## Given entries
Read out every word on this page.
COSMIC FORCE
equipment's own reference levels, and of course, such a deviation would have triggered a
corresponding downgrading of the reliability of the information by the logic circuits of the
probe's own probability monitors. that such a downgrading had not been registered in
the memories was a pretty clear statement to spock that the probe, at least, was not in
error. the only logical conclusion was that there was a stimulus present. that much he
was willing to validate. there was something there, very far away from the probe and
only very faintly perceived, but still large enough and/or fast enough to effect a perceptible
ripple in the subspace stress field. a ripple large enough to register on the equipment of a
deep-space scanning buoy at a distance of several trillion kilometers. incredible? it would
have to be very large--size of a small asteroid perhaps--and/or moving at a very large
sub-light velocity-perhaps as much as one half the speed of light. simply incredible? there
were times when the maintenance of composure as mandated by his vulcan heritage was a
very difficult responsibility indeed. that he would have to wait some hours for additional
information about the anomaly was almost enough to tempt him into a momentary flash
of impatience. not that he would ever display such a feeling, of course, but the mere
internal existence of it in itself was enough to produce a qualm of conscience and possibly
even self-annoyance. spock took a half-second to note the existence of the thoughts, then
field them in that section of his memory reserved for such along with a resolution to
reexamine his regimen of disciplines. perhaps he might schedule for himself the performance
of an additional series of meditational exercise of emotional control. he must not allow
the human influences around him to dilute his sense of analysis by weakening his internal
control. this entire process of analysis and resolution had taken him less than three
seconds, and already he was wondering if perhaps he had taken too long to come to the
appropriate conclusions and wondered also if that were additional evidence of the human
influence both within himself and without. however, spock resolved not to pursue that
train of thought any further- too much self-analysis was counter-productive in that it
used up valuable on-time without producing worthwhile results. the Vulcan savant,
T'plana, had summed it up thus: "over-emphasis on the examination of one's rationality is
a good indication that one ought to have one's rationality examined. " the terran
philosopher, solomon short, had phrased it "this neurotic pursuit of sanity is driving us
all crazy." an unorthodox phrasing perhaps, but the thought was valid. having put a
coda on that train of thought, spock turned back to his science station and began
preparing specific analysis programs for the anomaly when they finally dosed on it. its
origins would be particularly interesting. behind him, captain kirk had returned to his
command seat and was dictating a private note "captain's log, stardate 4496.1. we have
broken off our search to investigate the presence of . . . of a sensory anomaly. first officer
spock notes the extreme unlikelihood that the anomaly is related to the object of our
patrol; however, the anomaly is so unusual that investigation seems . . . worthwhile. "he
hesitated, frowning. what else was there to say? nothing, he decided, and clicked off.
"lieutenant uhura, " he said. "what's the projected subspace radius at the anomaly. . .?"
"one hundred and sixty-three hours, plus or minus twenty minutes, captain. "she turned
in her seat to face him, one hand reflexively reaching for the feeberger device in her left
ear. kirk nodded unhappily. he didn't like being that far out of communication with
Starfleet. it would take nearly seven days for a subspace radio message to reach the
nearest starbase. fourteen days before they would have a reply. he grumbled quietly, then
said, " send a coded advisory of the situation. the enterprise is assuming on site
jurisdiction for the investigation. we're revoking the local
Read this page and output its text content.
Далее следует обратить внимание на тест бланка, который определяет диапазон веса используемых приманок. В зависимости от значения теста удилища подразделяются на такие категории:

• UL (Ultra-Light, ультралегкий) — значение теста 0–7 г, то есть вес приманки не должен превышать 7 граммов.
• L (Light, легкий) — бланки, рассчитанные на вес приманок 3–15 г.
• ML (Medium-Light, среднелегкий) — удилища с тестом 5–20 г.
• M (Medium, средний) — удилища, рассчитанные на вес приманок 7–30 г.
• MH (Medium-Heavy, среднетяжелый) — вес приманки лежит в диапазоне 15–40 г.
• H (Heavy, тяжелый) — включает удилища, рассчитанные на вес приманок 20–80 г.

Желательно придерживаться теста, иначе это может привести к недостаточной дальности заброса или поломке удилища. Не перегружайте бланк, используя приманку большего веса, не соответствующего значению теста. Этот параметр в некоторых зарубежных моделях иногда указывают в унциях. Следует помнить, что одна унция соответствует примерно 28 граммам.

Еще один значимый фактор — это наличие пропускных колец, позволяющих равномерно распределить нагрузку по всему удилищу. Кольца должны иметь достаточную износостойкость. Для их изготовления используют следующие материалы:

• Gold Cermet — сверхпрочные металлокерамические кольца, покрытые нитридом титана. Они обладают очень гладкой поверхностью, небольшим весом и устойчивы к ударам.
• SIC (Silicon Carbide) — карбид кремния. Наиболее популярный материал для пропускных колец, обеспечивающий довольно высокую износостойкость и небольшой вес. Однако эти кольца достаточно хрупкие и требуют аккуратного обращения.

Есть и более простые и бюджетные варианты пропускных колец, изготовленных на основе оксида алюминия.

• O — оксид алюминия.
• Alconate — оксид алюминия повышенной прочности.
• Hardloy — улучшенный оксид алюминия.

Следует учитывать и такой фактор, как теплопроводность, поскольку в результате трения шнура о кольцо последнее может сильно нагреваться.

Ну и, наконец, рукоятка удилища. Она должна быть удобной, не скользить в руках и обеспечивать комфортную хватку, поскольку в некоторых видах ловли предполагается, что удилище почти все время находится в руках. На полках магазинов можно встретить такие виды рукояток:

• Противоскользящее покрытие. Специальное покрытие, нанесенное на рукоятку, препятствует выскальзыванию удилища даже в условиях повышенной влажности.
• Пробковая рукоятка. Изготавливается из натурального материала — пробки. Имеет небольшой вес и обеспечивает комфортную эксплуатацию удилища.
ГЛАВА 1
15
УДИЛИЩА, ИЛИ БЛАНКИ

## The problem
Repeat the data above exactly.

## Answer
Read out every word on this page.
COSMIC FORCE
equipment's own reference levels, and of course, such a deviation would have triggered a
corresponding downgrading of the reliability of the information by the logic circuits of the
probe's own probability monitors. that such a downgrading had not been registered in
the memories was a pretty clear statement to spock that the probe, at least, was not in
error. the only logical conclusion was that there was a stimulus present. that much he
was willing to validate. there was something there, very far away from the probe and
only very faintly perceived, but still large enough and/or fast enough to effect a perceptible
ripple in the subspace stress field. a ripple large enough to register on the equipment of a
deep-space scanning buoy at a distance of several trillion kilometers. incredible? it would
have to be very large--size of a small asteroid perhaps--and/or moving at a very large
sub-light velocity-perhaps as much as one half the speed of light. simply incredible? there
were times when the maintenance of composure as mandated by his vulcan heritage was a
very difficult responsibility indeed. that he would have to wait some hours for additional
information about the anomaly was almost enough to tempt him into a momentary flash
of impatience. not that he would ever display such a feeling, of course, but the mere
internal existence of it in itself was enough to produce a qualm of conscience and possibly
even self-annoyance. spock took a half-second to note the existence of the thoughts, then
field them in that section of his memory reserved for such along with a resolution to
reexamine his regimen of disciplines. perhaps he might schedule for himself the performance
of an additional series of meditational exercise of emotional control. he must not allow
the human influences around him to dilute his sense of analysis by weakening his internal
control. this entire process of analysis and resolution had taken him less than three
seconds, and already he was wondering if perhaps he had taken too long to come to the
appropriate conclusions and wondered also if that were additional evidence of the human
influence both within himself and without. however, spock resolved not to pursue that
train of thought any further- too much self-analysis was counter-productive in that it
used up valuable on-time without producing worthwhile results. the Vulcan savant,
T'plana, had summed it up thus: "over-emphasis on the examination of one's rationality is
a good indication that one ought to have one's rationality examined. " the terran
philosopher, solomon short, had phrased it "this neurotic pursuit of sanity is driving us
all crazy." an unorthodox phrasing perhaps, but the thought was valid. having put a
coda on that train of thought, spock turned back to his science station and began
preparing specific analysis programs for the anomaly when they finally dosed on it. its
origins would be particularly interesting. behind him, captain kirk had returned to his
command seat and was dictating a private note "captain's log, stardate 4496.1. we have
broken off our search to investigate the presence of . . . of a sensory anomaly. first officer
spock notes the extreme unlikelihood that the anomaly is related to the object of our
patrol; however, the anomaly is so unusual that investigation seems . . . worthwhile. "he
hesitated, frowning. what else was there to say? nothing, he decided, and clicked off.
"lieutenant uhura, " he said. "what's the projected subspace radius at the anomaly. . .?"
"one hundred and sixty-three hours, plus or minus twenty minutes, captain. "she turned
in her seat to face him, one hand reflexively reaching for the feeberger device in her left
ear. kirk nodded unhappily. he didn't like being that far out of communication with
Starfleet. it would take nearly seven days for a subspace radio message to reach the
nearest starbase. fourteen days before they would have a reply. he grumbled quietly, then
said, " send a coded advisory of the situation. the enterprise is assuming on site
jurisdiction for the investigation. we're revoking the local
Read this page and output its text content.
Далее следует обратить внимание на тест бланка, который определяет диапазон веса используемых приманок. В зависимости от значения теста удилища подразделяются на такие категории:

• UL (Ultra-Light, ультралегкий) — значение теста 0–7 г, то есть вес приманки не должен превышать 7 граммов.
• L (Light, легкий) — бланки, рассчитанные на вес приманок 3–15 г.
• ML (Medium-Light, среднелегкий) — удилища с тестом 5–20 г.
• M (Medium, средний) — удилища, рассчитанные на вес приманок 7–30 г.
• MH (Medium-Heavy, среднетяжелый) — вес приманки лежит в диапазоне 15–40 г.
• H (Heavy, тяжелый) — включает удилища, рассчитанные на вес приманок 20–80 г.

Желательно придерживаться теста, иначе это может привести к недостаточной дальности заброса или поломке удилища. Не перегружайте бланк, используя приманку большего веса, не соответствующего значению теста. Этот параметр в некоторых зарубежных моделях иногда указывают в унциях. Следует помнить, что одна унция соответствует примерно 28 граммам.

Еще один значимый фактор — это наличие пропускных колец, позволяющих равномерно распределить нагрузку по всему удилищу. Кольца должны иметь достаточную износостойкость. Для их изготовления используют следующие материалы:

• Gold Cermet — сверхпрочные металлокерамические кольца, покрытые нитридом титана. Они обладают очень гладкой поверхностью, небольшим весом и устойчивы к ударам.
• SIC (Silicon Carbide) — карбид кремния. Наиболее популярный материал для пропускных колец, обеспечивающий довольно высокую износостойкость и небольшой вес. Однако эти кольца достаточно хрупкие и требуют аккуратного обращения.

Есть и более простые и бюджетные варианты пропускных колец, изготовленных на основе оксида алюминия.

• O — оксид алюминия.
• Alconate — оксид алюминия повышенной прочности.
• Hardloy — улучшенный оксид алюминия.

Следует учитывать и такой фактор, как теплопроводность, поскольку в результате трения шнура о кольцо последнее может сильно нагреваться.

Ну и, наконец, рукоятка удилища. Она должна быть удобной, не скользить в руках и обеспечивать комфортную хватку, поскольку в некоторых видах ловли предполагается, что удилище почти все время находится в руках. На полках магазинов можно встретить такие виды рукояток:

• Противоскользящее покрытие. Специальное покрытие, нанесенное на рукоятку, препятствует выскальзыванию удилища даже в условиях повышенной влажности.
• Пробковая рукоятка. Изготавливается из натурального материала — пробки. Имеет небольшой вес и обеспечивает комфортную эксплуатацию удилища.
ГЛАВА 1
15
УДИЛИЩА, ИЛИ БЛАНКИ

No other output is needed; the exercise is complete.